__Instructions to follow__: Quote every line of the data below as it stands, omitting pictures.

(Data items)
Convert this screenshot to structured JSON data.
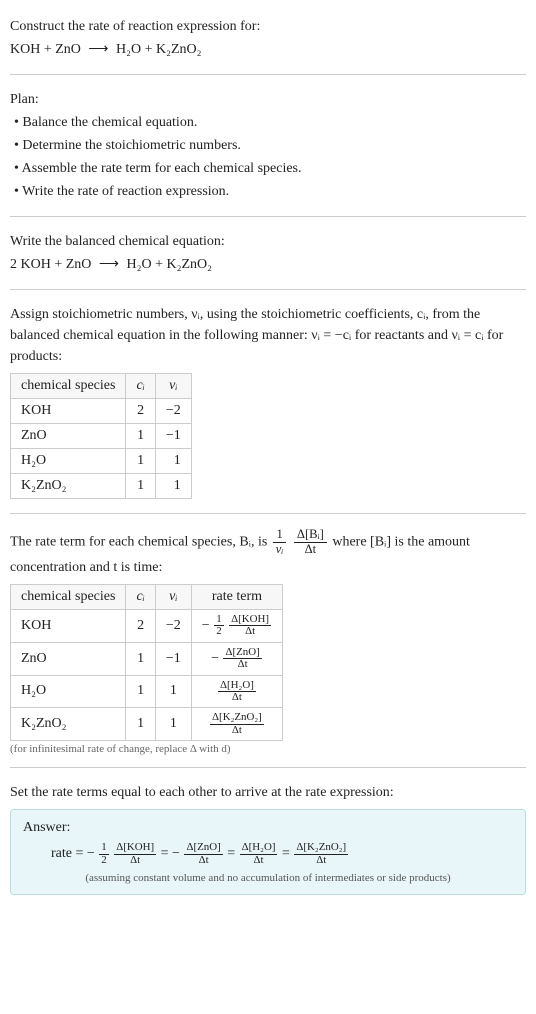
{
  "intro": {
    "construct": "Construct the rate of reaction expression for:",
    "equation_lhs": "KOH + ZnO",
    "arrow": "⟶",
    "equation_rhs": "H₂O + K₂ZnO₂"
  },
  "plan": {
    "heading": "Plan:",
    "items": [
      "• Balance the chemical equation.",
      "• Determine the stoichiometric numbers.",
      "• Assemble the rate term for each chemical species.",
      "• Write the rate of reaction expression."
    ]
  },
  "balanced": {
    "heading": "Write the balanced chemical equation:",
    "lhs": "2 KOH + ZnO",
    "arrow": "⟶",
    "rhs": "H₂O + K₂ZnO₂"
  },
  "stoich": {
    "intro": "Assign stoichiometric numbers, νᵢ, using the stoichiometric coefficients, cᵢ, from the balanced chemical equation in the following manner: νᵢ = −cᵢ for reactants and νᵢ = cᵢ for products:",
    "headers": {
      "species": "chemical species",
      "ci": "cᵢ",
      "vi": "νᵢ"
    },
    "rows": [
      {
        "species": "KOH",
        "ci": "2",
        "vi": "−2"
      },
      {
        "species": "ZnO",
        "ci": "1",
        "vi": "−1"
      },
      {
        "species": "H₂O",
        "ci": "1",
        "vi": "1"
      },
      {
        "species": "K₂ZnO₂",
        "ci": "1",
        "vi": "1"
      }
    ]
  },
  "rateterm": {
    "intro_a": "The rate term for each chemical species, Bᵢ, is ",
    "frac1_num": "1",
    "frac1_den": "νᵢ",
    "frac2_num": "Δ[Bᵢ]",
    "frac2_den": "Δt",
    "intro_b": " where [Bᵢ] is the amount concentration and t is time:",
    "headers": {
      "species": "chemical species",
      "ci": "cᵢ",
      "vi": "νᵢ",
      "rate": "rate term"
    },
    "rows": [
      {
        "species": "KOH",
        "ci": "2",
        "vi": "−2",
        "neg": "−",
        "coef_num": "1",
        "coef_den": "2",
        "main_num": "Δ[KOH]",
        "main_den": "Δt"
      },
      {
        "species": "ZnO",
        "ci": "1",
        "vi": "−1",
        "neg": "−",
        "coef_num": "",
        "coef_den": "",
        "main_num": "Δ[ZnO]",
        "main_den": "Δt"
      },
      {
        "species": "H₂O",
        "ci": "1",
        "vi": "1",
        "neg": "",
        "coef_num": "",
        "coef_den": "",
        "main_num": "Δ[H₂O]",
        "main_den": "Δt"
      },
      {
        "species": "K₂ZnO₂",
        "ci": "1",
        "vi": "1",
        "neg": "",
        "coef_num": "",
        "coef_den": "",
        "main_num": "Δ[K₂ZnO₂]",
        "main_den": "Δt"
      }
    ],
    "note": "(for infinitesimal rate of change, replace Δ with d)"
  },
  "final": {
    "heading": "Set the rate terms equal to each other to arrive at the rate expression:",
    "answer_label": "Answer:",
    "rate_eq": "rate = ",
    "eq": " = ",
    "neg": "−",
    "half_num": "1",
    "half_den": "2",
    "t1_num": "Δ[KOH]",
    "t1_den": "Δt",
    "t2_num": "Δ[ZnO]",
    "t2_den": "Δt",
    "t3_num": "Δ[H₂O]",
    "t3_den": "Δt",
    "t4_num": "Δ[K₂ZnO₂]",
    "t4_den": "Δt",
    "note": "(assuming constant volume and no accumulation of intermediates or side products)"
  }
}
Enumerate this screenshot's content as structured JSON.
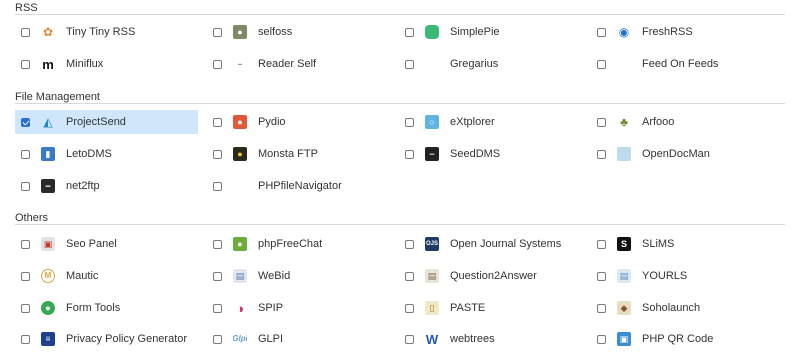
{
  "sections": {
    "rss": {
      "title": "RSS",
      "items": [
        {
          "label": "Tiny Tiny RSS",
          "checked": false,
          "icon": "tinytinyrss-icon"
        },
        {
          "label": "selfoss",
          "checked": false,
          "icon": "selfoss-icon"
        },
        {
          "label": "SimplePie",
          "checked": false,
          "icon": "simplepie-icon"
        },
        {
          "label": "FreshRSS",
          "checked": false,
          "icon": "freshrss-icon"
        },
        {
          "label": "Miniflux",
          "checked": false,
          "icon": "miniflux-icon"
        },
        {
          "label": "Reader Self",
          "checked": false,
          "icon": "readerself-icon"
        },
        {
          "label": "Gregarius",
          "checked": false,
          "icon": ""
        },
        {
          "label": "Feed On Feeds",
          "checked": false,
          "icon": ""
        }
      ]
    },
    "file_management": {
      "title": "File Management",
      "items": [
        {
          "label": "ProjectSend",
          "checked": true,
          "icon": "projectsend-icon"
        },
        {
          "label": "Pydio",
          "checked": false,
          "icon": "pydio-icon"
        },
        {
          "label": "eXtplorer",
          "checked": false,
          "icon": "extplorer-icon"
        },
        {
          "label": "Arfooo",
          "checked": false,
          "icon": "arfooo-icon"
        },
        {
          "label": "LetoDMS",
          "checked": false,
          "icon": "letodms-icon"
        },
        {
          "label": "Monsta FTP",
          "checked": false,
          "icon": "monstaftp-icon"
        },
        {
          "label": "SeedDMS",
          "checked": false,
          "icon": "seeddms-icon"
        },
        {
          "label": "OpenDocMan",
          "checked": false,
          "icon": "opendocman-icon"
        },
        {
          "label": "net2ftp",
          "checked": false,
          "icon": "net2ftp-icon"
        },
        {
          "label": "PHPfileNavigator",
          "checked": false,
          "icon": ""
        }
      ]
    },
    "others": {
      "title": "Others",
      "items": [
        {
          "label": "Seo Panel",
          "checked": false,
          "icon": "seopanel-icon"
        },
        {
          "label": "phpFreeChat",
          "checked": false,
          "icon": "phpfreechat-icon"
        },
        {
          "label": "Open Journal Systems",
          "checked": false,
          "icon": "ojs-icon"
        },
        {
          "label": "SLiMS",
          "checked": false,
          "icon": "slims-icon"
        },
        {
          "label": "Mautic",
          "checked": false,
          "icon": "mautic-icon"
        },
        {
          "label": "WeBid",
          "checked": false,
          "icon": "webid-icon"
        },
        {
          "label": "Question2Answer",
          "checked": false,
          "icon": "question2answer-icon"
        },
        {
          "label": "YOURLS",
          "checked": false,
          "icon": "yourls-icon"
        },
        {
          "label": "Form Tools",
          "checked": false,
          "icon": "formtools-icon"
        },
        {
          "label": "SPIP",
          "checked": false,
          "icon": "spip-icon"
        },
        {
          "label": "PASTE",
          "checked": false,
          "icon": "paste-icon"
        },
        {
          "label": "Soholaunch",
          "checked": false,
          "icon": "soholaunch-icon"
        },
        {
          "label": "Privacy Policy Generator",
          "checked": false,
          "icon": "privacypolicygenerator-icon"
        },
        {
          "label": "GLPI",
          "checked": false,
          "icon": "glpi-icon"
        },
        {
          "label": "webtrees",
          "checked": false,
          "icon": "webtrees-icon"
        },
        {
          "label": "PHP QR Code",
          "checked": false,
          "icon": "phpqrcode-icon"
        }
      ]
    }
  },
  "colors": {
    "selected_bg": "#cfe6fb",
    "checkbox_checked": "#2a6fd6"
  }
}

__Answer below__:
Convert this screenshot to structured JSON data.
{
  "intro": {
    "construct": "Construct the rate of reaction expression for:",
    "equation_lhs": "KOH + ZnO",
    "arrow": "⟶",
    "equation_rhs": "H₂O + K₂ZnO₂"
  },
  "plan": {
    "heading": "Plan:",
    "items": [
      "• Balance the chemical equation.",
      "• Determine the stoichiometric numbers.",
      "• Assemble the rate term for each chemical species.",
      "• Write the rate of reaction expression."
    ]
  },
  "balanced": {
    "heading": "Write the balanced chemical equation:",
    "lhs": "2 KOH + ZnO",
    "arrow": "⟶",
    "rhs": "H₂O + K₂ZnO₂"
  },
  "stoich": {
    "intro": "Assign stoichiometric numbers, νᵢ, using the stoichiometric coefficients, cᵢ, from the balanced chemical equation in the following manner: νᵢ = −cᵢ for reactants and νᵢ = cᵢ for products:",
    "headers": {
      "species": "chemical species",
      "ci": "cᵢ",
      "vi": "νᵢ"
    },
    "rows": [
      {
        "species": "KOH",
        "ci": "2",
        "vi": "−2"
      },
      {
        "species": "ZnO",
        "ci": "1",
        "vi": "−1"
      },
      {
        "species": "H₂O",
        "ci": "1",
        "vi": "1"
      },
      {
        "species": "K₂ZnO₂",
        "ci": "1",
        "vi": "1"
      }
    ]
  },
  "rateterm": {
    "intro_a": "The rate term for each chemical species, Bᵢ, is ",
    "frac1_num": "1",
    "frac1_den": "νᵢ",
    "frac2_num": "Δ[Bᵢ]",
    "frac2_den": "Δt",
    "intro_b": " where [Bᵢ] is the amount concentration and t is time:",
    "headers": {
      "species": "chemical species",
      "ci": "cᵢ",
      "vi": "νᵢ",
      "rate": "rate term"
    },
    "rows": [
      {
        "species": "KOH",
        "ci": "2",
        "vi": "−2",
        "neg": "−",
        "coef_num": "1",
        "coef_den": "2",
        "main_num": "Δ[KOH]",
        "main_den": "Δt"
      },
      {
        "species": "ZnO",
        "ci": "1",
        "vi": "−1",
        "neg": "−",
        "coef_num": "",
        "coef_den": "",
        "main_num": "Δ[ZnO]",
        "main_den": "Δt"
      },
      {
        "species": "H₂O",
        "ci": "1",
        "vi": "1",
        "neg": "",
        "coef_num": "",
        "coef_den": "",
        "main_num": "Δ[H₂O]",
        "main_den": "Δt"
      },
      {
        "species": "K₂ZnO₂",
        "ci": "1",
        "vi": "1",
        "neg": "",
        "coef_num": "",
        "coef_den": "",
        "main_num": "Δ[K₂ZnO₂]",
        "main_den": "Δt"
      }
    ],
    "note": "(for infinitesimal rate of change, replace Δ with d)"
  },
  "final": {
    "heading": "Set the rate terms equal to each other to arrive at the rate expression:",
    "answer_label": "Answer:",
    "rate_eq": "rate = ",
    "eq": " = ",
    "neg": "−",
    "half_num": "1",
    "half_den": "2",
    "t1_num": "Δ[KOH]",
    "t1_den": "Δt",
    "t2_num": "Δ[ZnO]",
    "t2_den": "Δt",
    "t3_num": "Δ[H₂O]",
    "t3_den": "Δt",
    "t4_num": "Δ[K₂ZnO₂]",
    "t4_den": "Δt",
    "note": "(assuming constant volume and no accumulation of intermediates or side products)"
  }
}
Enumerate this screenshot's content as structured JSON.
{
  "sections": {
    "rss": {
      "title": "RSS",
      "items": [
        {
          "label": "Tiny Tiny RSS",
          "checked": false,
          "icon": "tinytinyrss-icon"
        },
        {
          "label": "selfoss",
          "checked": false,
          "icon": "selfoss-icon"
        },
        {
          "label": "SimplePie",
          "checked": false,
          "icon": "simplepie-icon"
        },
        {
          "label": "FreshRSS",
          "checked": false,
          "icon": "freshrss-icon"
        },
        {
          "label": "Miniflux",
          "checked": false,
          "icon": "miniflux-icon"
        },
        {
          "label": "Reader Self",
          "checked": false,
          "icon": "readerself-icon"
        },
        {
          "label": "Gregarius",
          "checked": false,
          "icon": ""
        },
        {
          "label": "Feed On Feeds",
          "checked": false,
          "icon": ""
        }
      ]
    },
    "file_management": {
      "title": "File Management",
      "items": [
        {
          "label": "ProjectSend",
          "checked": true,
          "icon": "projectsend-icon"
        },
        {
          "label": "Pydio",
          "checked": false,
          "icon": "pydio-icon"
        },
        {
          "label": "eXtplorer",
          "checked": false,
          "icon": "extplorer-icon"
        },
        {
          "label": "Arfooo",
          "checked": false,
          "icon": "arfooo-icon"
        },
        {
          "label": "LetoDMS",
          "checked": false,
          "icon": "letodms-icon"
        },
        {
          "label": "Monsta FTP",
          "checked": false,
          "icon": "monstaftp-icon"
        },
        {
          "label": "SeedDMS",
          "checked": false,
          "icon": "seeddms-icon"
        },
        {
          "label": "OpenDocMan",
          "checked": false,
          "icon": "opendocman-icon"
        },
        {
          "label": "net2ftp",
          "checked": false,
          "icon": "net2ftp-icon"
        },
        {
          "label": "PHPfileNavigator",
          "checked": false,
          "icon": ""
        }
      ]
    },
    "others": {
      "title": "Others",
      "items": [
        {
          "label": "Seo Panel",
          "checked": false,
          "icon": "seopanel-icon"
        },
        {
          "label": "phpFreeChat",
          "checked": false,
          "icon": "phpfreechat-icon"
        },
        {
          "label": "Open Journal Systems",
          "checked": false,
          "icon": "ojs-icon"
        },
        {
          "label": "SLiMS",
          "checked": false,
          "icon": "slims-icon"
        },
        {
          "label": "Mautic",
          "checked": false,
          "icon": "mautic-icon"
        },
        {
          "label": "WeBid",
          "checked": false,
          "icon": "webid-icon"
        },
        {
          "label": "Question2Answer",
          "checked": false,
          "icon": "question2answer-icon"
        },
        {
          "label": "YOURLS",
          "checked": false,
          "icon": "yourls-icon"
        },
        {
          "label": "Form Tools",
          "checked": false,
          "icon": "formtools-icon"
        },
        {
          "label": "SPIP",
          "checked": false,
          "icon": "spip-icon"
        },
        {
          "label": "PASTE",
          "checked": false,
          "icon": "paste-icon"
        },
        {
          "label": "Soholaunch",
          "checked": false,
          "icon": "soholaunch-icon"
        },
        {
          "label": "Privacy Policy Generator",
          "checked": false,
          "icon": "privacypolicygenerator-icon"
        },
        {
          "label": "GLPI",
          "checked": false,
          "icon": "glpi-icon"
        },
        {
          "label": "webtrees",
          "checked": false,
          "icon": "webtrees-icon"
        },
        {
          "label": "PHP QR Code",
          "checked": false,
          "icon": "phpqrcode-icon"
        }
      ]
    }
  },
  "colors": {
    "selected_bg": "#cfe6fb",
    "checkbox_checked": "#2a6fd6"
  }
}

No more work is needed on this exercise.